*** Records supplied Section Begins ***

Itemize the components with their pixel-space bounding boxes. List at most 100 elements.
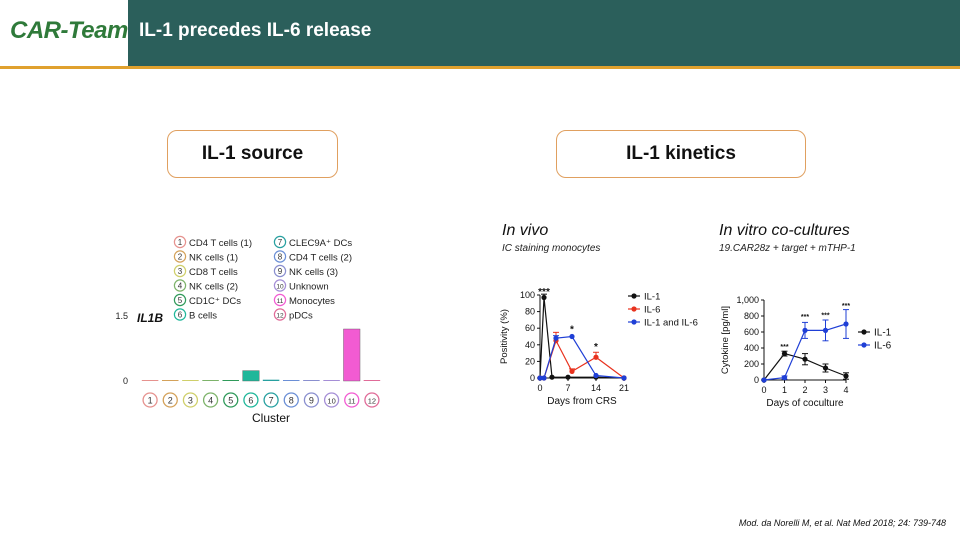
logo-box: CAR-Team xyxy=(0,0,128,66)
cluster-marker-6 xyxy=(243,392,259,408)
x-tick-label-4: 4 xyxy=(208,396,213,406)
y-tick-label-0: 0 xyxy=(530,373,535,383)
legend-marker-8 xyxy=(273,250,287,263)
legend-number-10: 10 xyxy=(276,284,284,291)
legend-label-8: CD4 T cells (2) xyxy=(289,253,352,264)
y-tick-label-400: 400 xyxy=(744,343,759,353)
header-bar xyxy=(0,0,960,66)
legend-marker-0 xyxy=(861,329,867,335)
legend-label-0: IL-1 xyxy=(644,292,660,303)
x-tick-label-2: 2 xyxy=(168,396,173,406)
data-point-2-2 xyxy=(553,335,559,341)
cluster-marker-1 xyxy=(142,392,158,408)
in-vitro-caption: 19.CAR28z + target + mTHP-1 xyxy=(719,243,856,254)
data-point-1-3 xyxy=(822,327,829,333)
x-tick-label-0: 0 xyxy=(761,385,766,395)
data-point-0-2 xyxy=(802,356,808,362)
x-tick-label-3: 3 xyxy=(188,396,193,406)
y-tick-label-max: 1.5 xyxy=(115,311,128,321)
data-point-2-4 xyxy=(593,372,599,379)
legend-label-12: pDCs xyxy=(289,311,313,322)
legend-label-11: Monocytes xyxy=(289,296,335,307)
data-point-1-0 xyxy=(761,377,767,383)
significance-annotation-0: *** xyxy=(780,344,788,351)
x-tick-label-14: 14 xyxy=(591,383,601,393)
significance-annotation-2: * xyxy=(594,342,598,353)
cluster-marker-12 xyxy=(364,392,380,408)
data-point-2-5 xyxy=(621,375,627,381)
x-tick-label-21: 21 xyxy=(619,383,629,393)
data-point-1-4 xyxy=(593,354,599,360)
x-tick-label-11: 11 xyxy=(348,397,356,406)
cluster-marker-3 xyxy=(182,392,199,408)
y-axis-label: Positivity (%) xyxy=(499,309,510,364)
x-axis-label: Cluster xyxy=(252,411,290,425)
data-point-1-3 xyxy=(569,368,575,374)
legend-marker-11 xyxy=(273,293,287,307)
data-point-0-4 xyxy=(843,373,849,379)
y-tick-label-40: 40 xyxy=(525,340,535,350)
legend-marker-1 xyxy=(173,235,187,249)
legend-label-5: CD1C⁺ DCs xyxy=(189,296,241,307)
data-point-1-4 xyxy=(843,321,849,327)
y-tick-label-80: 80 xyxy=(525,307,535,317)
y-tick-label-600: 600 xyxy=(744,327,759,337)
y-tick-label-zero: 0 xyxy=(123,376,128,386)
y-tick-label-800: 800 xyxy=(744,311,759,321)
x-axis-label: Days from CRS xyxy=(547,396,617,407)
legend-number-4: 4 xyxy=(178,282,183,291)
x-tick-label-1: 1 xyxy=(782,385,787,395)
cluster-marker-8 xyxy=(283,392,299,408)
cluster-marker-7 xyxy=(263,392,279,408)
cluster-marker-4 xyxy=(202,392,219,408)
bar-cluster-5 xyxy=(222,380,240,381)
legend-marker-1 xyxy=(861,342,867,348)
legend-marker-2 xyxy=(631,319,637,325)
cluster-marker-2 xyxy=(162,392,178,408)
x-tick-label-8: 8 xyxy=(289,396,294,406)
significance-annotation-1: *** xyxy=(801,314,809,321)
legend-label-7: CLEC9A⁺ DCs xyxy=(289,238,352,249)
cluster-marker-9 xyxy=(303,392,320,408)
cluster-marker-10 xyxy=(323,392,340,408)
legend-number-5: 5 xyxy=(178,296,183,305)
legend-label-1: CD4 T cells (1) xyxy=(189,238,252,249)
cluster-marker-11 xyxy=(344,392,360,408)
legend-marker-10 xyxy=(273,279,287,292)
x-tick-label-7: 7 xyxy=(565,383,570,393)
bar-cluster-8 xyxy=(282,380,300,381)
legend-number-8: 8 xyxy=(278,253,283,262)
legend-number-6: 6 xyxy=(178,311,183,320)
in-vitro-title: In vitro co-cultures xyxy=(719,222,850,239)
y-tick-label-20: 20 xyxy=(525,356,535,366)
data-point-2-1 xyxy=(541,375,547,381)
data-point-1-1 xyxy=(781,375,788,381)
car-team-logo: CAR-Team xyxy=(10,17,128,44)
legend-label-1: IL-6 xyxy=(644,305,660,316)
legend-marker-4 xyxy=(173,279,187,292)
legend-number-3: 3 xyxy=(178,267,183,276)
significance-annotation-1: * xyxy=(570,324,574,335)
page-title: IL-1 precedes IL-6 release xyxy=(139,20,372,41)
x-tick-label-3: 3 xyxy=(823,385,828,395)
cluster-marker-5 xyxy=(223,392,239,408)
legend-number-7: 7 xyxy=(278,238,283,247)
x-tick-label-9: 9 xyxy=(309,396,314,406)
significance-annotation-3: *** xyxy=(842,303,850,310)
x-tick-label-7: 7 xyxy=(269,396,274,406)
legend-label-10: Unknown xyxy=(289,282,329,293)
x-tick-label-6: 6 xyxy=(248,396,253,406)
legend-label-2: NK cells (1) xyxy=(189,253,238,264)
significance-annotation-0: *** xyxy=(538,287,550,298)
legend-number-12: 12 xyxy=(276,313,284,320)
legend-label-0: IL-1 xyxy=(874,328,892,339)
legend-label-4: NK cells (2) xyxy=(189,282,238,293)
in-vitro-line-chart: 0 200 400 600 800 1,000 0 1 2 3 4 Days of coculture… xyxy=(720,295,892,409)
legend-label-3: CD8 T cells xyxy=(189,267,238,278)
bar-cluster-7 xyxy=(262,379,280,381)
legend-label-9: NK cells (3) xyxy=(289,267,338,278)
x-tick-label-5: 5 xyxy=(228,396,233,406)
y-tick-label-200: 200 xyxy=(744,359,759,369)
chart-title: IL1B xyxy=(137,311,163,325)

*** Records supplied Section Ends ***

● Work order: The answer is the records above, repeated exactly, with no picture in it.

● Solution to this problem:
Itemize the components with their pixel-space bounding boxes. List at most 100 elements.
logo-box: CAR-Team xyxy=(0,0,128,66)
cluster-marker-6 xyxy=(243,392,259,408)
x-tick-label-4: 4 xyxy=(208,396,213,406)
y-tick-label-0: 0 xyxy=(530,373,535,383)
legend-marker-8 xyxy=(273,250,287,263)
legend-number-10: 10 xyxy=(276,284,284,291)
legend-label-8: CD4 T cells (2) xyxy=(289,253,352,264)
y-tick-label-400: 400 xyxy=(744,343,759,353)
header-bar xyxy=(0,0,960,66)
legend-marker-0 xyxy=(861,329,867,335)
legend-label-0: IL-1 xyxy=(644,292,660,303)
x-tick-label-2: 2 xyxy=(168,396,173,406)
data-point-2-2 xyxy=(553,335,559,341)
cluster-marker-1 xyxy=(142,392,158,408)
in-vitro-caption: 19.CAR28z + target + mTHP-1 xyxy=(719,243,856,254)
data-point-1-3 xyxy=(822,327,829,333)
x-tick-label-0: 0 xyxy=(761,385,766,395)
data-point-0-2 xyxy=(802,356,808,362)
x-tick-label-3: 3 xyxy=(188,396,193,406)
y-tick-label-max: 1.5 xyxy=(115,311,128,321)
data-point-2-4 xyxy=(593,372,599,379)
legend-label-12: pDCs xyxy=(289,311,313,322)
legend-label-11: Monocytes xyxy=(289,296,335,307)
data-point-1-0 xyxy=(761,377,767,383)
significance-annotation-0: *** xyxy=(780,344,788,351)
x-tick-label-14: 14 xyxy=(591,383,601,393)
significance-annotation-2: * xyxy=(594,342,598,353)
cluster-marker-12 xyxy=(364,392,380,408)
data-point-2-5 xyxy=(621,375,627,381)
x-tick-label-21: 21 xyxy=(619,383,629,393)
data-point-1-4 xyxy=(593,354,599,360)
x-tick-label-11: 11 xyxy=(348,397,356,406)
cluster-marker-3 xyxy=(182,392,199,408)
y-axis-label: Positivity (%) xyxy=(499,309,510,364)
x-axis-label: Cluster xyxy=(252,411,290,425)
data-point-1-3 xyxy=(569,368,575,374)
legend-marker-11 xyxy=(273,293,287,307)
data-point-0-4 xyxy=(843,373,849,379)
y-tick-label-40: 40 xyxy=(525,340,535,350)
legend-marker-1 xyxy=(173,235,187,249)
legend-label-5: CD1C⁺ DCs xyxy=(189,296,241,307)
data-point-1-4 xyxy=(843,321,849,327)
y-tick-label-80: 80 xyxy=(525,307,535,317)
y-tick-label-600: 600 xyxy=(744,327,759,337)
y-tick-label-zero: 0 xyxy=(123,376,128,386)
y-tick-label-800: 800 xyxy=(744,311,759,321)
x-axis-label: Days from CRS xyxy=(547,396,617,407)
legend-number-4: 4 xyxy=(178,282,183,291)
x-tick-label-1: 1 xyxy=(782,385,787,395)
cluster-marker-8 xyxy=(283,392,299,408)
cluster-marker-7 xyxy=(263,392,279,408)
cluster-marker-4 xyxy=(202,392,219,408)
bar-cluster-5 xyxy=(222,380,240,381)
legend-marker-1 xyxy=(861,342,867,348)
legend-marker-2 xyxy=(631,319,637,325)
cluster-marker-2 xyxy=(162,392,178,408)
x-tick-label-8: 8 xyxy=(289,396,294,406)
significance-annotation-1: *** xyxy=(801,314,809,321)
legend-label-7: CLEC9A⁺ DCs xyxy=(289,238,352,249)
cluster-marker-9 xyxy=(303,392,320,408)
cluster-marker-10 xyxy=(323,392,340,408)
legend-number-5: 5 xyxy=(178,296,183,305)
legend-label-1: CD4 T cells (1) xyxy=(189,238,252,249)
cluster-marker-11 xyxy=(344,392,360,408)
legend-marker-10 xyxy=(273,279,287,292)
x-tick-label-7: 7 xyxy=(565,383,570,393)
bar-cluster-8 xyxy=(282,380,300,381)
legend-number-8: 8 xyxy=(278,253,283,262)
legend-number-6: 6 xyxy=(178,311,183,320)
in-vitro-title: In vitro co-cultures xyxy=(719,222,850,239)
y-tick-label-20: 20 xyxy=(525,356,535,366)
data-point-2-1 xyxy=(541,375,547,381)
data-point-1-1 xyxy=(781,375,788,381)
car-team-logo: CAR-Team xyxy=(10,17,128,44)
legend-label-1: IL-6 xyxy=(644,305,660,316)
legend-marker-4 xyxy=(173,279,187,292)
legend-number-3: 3 xyxy=(178,267,183,276)
significance-annotation-1: * xyxy=(570,324,574,335)
page-title: IL-1 precedes IL-6 release xyxy=(139,20,372,41)
x-tick-label-3: 3 xyxy=(823,385,828,395)
cluster-marker-5 xyxy=(223,392,239,408)
legend-number-7: 7 xyxy=(278,238,283,247)
x-tick-label-9: 9 xyxy=(309,396,314,406)
significance-annotation-3: *** xyxy=(842,303,850,310)
x-tick-label-7: 7 xyxy=(269,396,274,406)
legend-label-10: Unknown xyxy=(289,282,329,293)
x-tick-label-6: 6 xyxy=(248,396,253,406)
legend-label-2: NK cells (1) xyxy=(189,253,238,264)
significance-annotation-0: *** xyxy=(538,287,550,298)
legend-number-12: 12 xyxy=(276,313,284,320)
legend-label-0: IL-1 xyxy=(874,328,892,339)
legend-label-4: NK cells (2) xyxy=(189,282,238,293)
in-vitro-line-chart: 0 200 400 600 800 1,000 0 1 2 3 4 Days of coculture… xyxy=(720,295,892,409)
legend-label-3: CD8 T cells xyxy=(189,267,238,278)
bar-cluster-7 xyxy=(262,379,280,381)
legend-label-9: NK cells (3) xyxy=(289,267,338,278)
x-tick-label-5: 5 xyxy=(228,396,233,406)
y-tick-label-200: 200 xyxy=(744,359,759,369)
chart-title: IL1B xyxy=(137,311,163,325)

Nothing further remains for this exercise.